* [DATASET]:
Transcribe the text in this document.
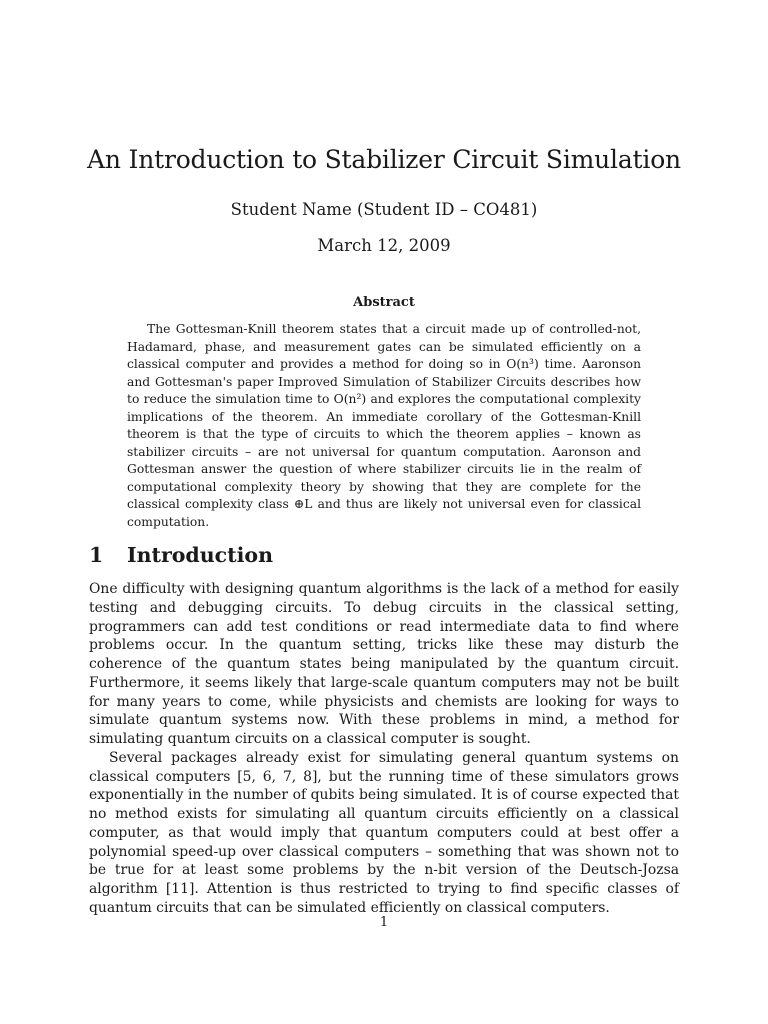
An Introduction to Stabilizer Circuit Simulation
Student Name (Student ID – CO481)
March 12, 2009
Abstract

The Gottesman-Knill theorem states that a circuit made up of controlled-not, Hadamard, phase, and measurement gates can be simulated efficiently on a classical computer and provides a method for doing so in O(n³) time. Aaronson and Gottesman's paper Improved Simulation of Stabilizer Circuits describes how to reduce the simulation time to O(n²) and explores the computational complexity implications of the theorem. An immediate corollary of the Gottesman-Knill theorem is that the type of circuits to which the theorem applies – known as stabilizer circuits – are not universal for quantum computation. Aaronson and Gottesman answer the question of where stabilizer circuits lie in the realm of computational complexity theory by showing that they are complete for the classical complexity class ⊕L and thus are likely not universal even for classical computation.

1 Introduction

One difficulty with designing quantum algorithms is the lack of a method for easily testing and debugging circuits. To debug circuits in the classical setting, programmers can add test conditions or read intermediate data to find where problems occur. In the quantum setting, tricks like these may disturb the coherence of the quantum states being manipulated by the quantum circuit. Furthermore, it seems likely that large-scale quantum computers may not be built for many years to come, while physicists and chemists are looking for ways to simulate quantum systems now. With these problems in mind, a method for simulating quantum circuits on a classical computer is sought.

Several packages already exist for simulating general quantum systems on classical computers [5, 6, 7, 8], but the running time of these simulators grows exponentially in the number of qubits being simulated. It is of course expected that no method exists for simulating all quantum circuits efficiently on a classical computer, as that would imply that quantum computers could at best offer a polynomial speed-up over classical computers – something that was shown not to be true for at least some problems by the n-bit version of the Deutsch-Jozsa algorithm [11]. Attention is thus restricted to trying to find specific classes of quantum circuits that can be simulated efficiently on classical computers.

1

* [THE REQUEST]: Only the number is needed: state how many lines in the listing contain "Introduction".

* [WRITTEN ANSWER]: 2